> Written instruction: Print the entries below word for word; the pictures stay out of your copy.

> Task input:
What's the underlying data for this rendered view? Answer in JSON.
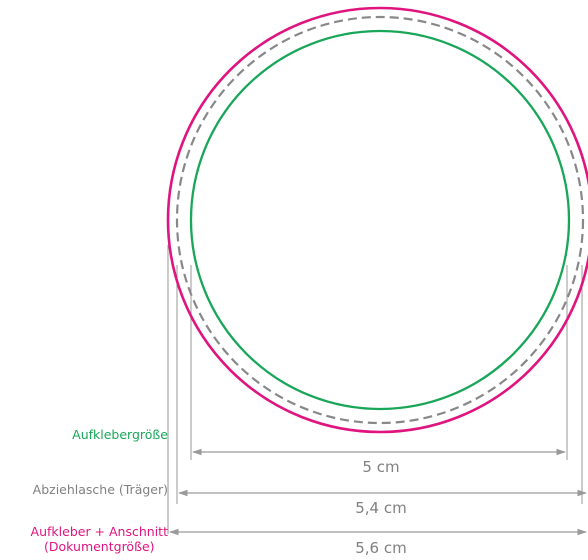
{
  "labels": {
    "sticker_size": "Aufklebergröße",
    "liner": "Abziehlasche (Träger)",
    "bleed_line1": "Aufkleber + Anschnitt",
    "bleed_line2": "(Dokumentgröße)"
  },
  "dimensions": {
    "sticker": "5 cm",
    "liner": "5,4 cm",
    "bleed": "5,6 cm"
  },
  "colors": {
    "sticker": "#1aa659",
    "liner": "#888888",
    "bleed": "#e0147f",
    "dim_line": "#9a9a9a",
    "dim_text": "#808080"
  }
}
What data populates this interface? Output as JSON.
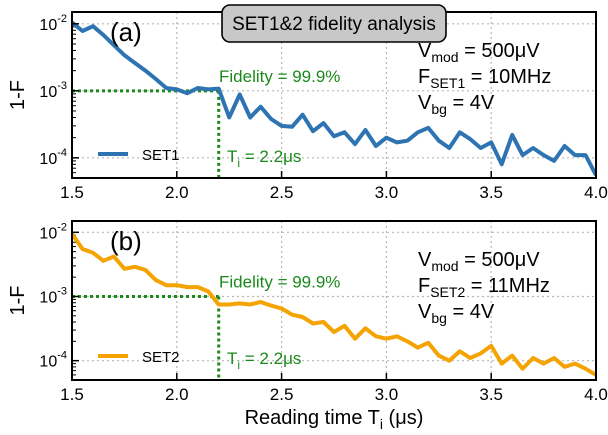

> Exercise answer:
What's the underlying data for this rendered view? Answer in JSON.
{
  "labels": {
    "sticker_size": "Aufklebergröße",
    "liner": "Abziehlasche (Träger)",
    "bleed_line1": "Aufkleber + Anschnitt",
    "bleed_line2": "(Dokumentgröße)"
  },
  "dimensions": {
    "sticker": "5 cm",
    "liner": "5,4 cm",
    "bleed": "5,6 cm"
  },
  "colors": {
    "sticker": "#1aa659",
    "liner": "#888888",
    "bleed": "#e0147f",
    "dim_line": "#9a9a9a",
    "dim_text": "#808080"
  }
}
What data populates this interface? Output as JSON.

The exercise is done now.